─── Input rows ───
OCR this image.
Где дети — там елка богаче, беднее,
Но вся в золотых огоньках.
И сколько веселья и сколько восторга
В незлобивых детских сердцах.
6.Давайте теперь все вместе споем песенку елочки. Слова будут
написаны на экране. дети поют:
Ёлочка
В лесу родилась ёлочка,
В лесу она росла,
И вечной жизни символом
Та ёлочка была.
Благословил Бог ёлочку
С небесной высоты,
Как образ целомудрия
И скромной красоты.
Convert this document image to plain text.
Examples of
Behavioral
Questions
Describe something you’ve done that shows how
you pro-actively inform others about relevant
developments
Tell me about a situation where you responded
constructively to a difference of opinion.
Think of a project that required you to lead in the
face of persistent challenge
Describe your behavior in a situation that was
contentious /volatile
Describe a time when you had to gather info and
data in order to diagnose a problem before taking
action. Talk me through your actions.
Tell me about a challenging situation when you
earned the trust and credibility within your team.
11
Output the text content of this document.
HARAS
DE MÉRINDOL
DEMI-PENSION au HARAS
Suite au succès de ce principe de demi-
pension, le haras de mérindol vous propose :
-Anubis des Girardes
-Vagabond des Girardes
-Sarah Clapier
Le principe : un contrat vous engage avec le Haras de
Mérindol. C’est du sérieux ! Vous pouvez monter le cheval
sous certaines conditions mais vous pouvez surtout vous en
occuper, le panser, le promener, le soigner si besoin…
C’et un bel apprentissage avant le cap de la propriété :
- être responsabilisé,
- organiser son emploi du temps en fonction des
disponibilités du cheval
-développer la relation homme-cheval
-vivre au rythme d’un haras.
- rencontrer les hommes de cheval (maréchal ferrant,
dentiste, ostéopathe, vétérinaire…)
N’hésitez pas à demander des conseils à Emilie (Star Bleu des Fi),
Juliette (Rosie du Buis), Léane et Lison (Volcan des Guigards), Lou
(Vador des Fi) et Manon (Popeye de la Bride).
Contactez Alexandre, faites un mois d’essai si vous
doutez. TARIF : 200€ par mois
───
### Given request
Quote verbatim the line containing "Convert this document image to plain text." and every line after it through the end of the records above.

### Exercise response
Convert this document image to plain text.
Examples of
Behavioral
Questions
Describe something you’ve done that shows how
you pro-actively inform others about relevant
developments
Tell me about a situation where you responded
constructively to a difference of opinion.
Think of a project that required you to lead in the
face of persistent challenge
Describe your behavior in a situation that was
contentious /volatile
Describe a time when you had to gather info and
data in order to diagnose a problem before taking
action. Talk me through your actions.
Tell me about a challenging situation when you
earned the trust and credibility within your team.
11
Output the text content of this document.
HARAS
DE MÉRINDOL
DEMI-PENSION au HARAS
Suite au succès de ce principe de demi-
pension, le haras de mérindol vous propose :
-Anubis des Girardes
-Vagabond des Girardes
-Sarah Clapier
Le principe : un contrat vous engage avec le Haras de
Mérindol. C’est du sérieux ! Vous pouvez monter le cheval
sous certaines conditions mais vous pouvez surtout vous en
occuper, le panser, le promener, le soigner si besoin…
C’et un bel apprentissage avant le cap de la propriété :
- être responsabilisé,
- organiser son emploi du temps en fonction des
disponibilités du cheval
-développer la relation homme-cheval
-vivre au rythme d’un haras.
- rencontrer les hommes de cheval (maréchal ferrant,
dentiste, ostéopathe, vétérinaire…)
N’hésitez pas à demander des conseils à Emilie (Star Bleu des Fi),
Juliette (Rosie du Buis), Léane et Lison (Volcan des Guigards), Lou
(Vador des Fi) et Manon (Popeye de la Bride).
Contactez Alexandre, faites un mois d’essai si vous
doutez. TARIF : 200€ par mois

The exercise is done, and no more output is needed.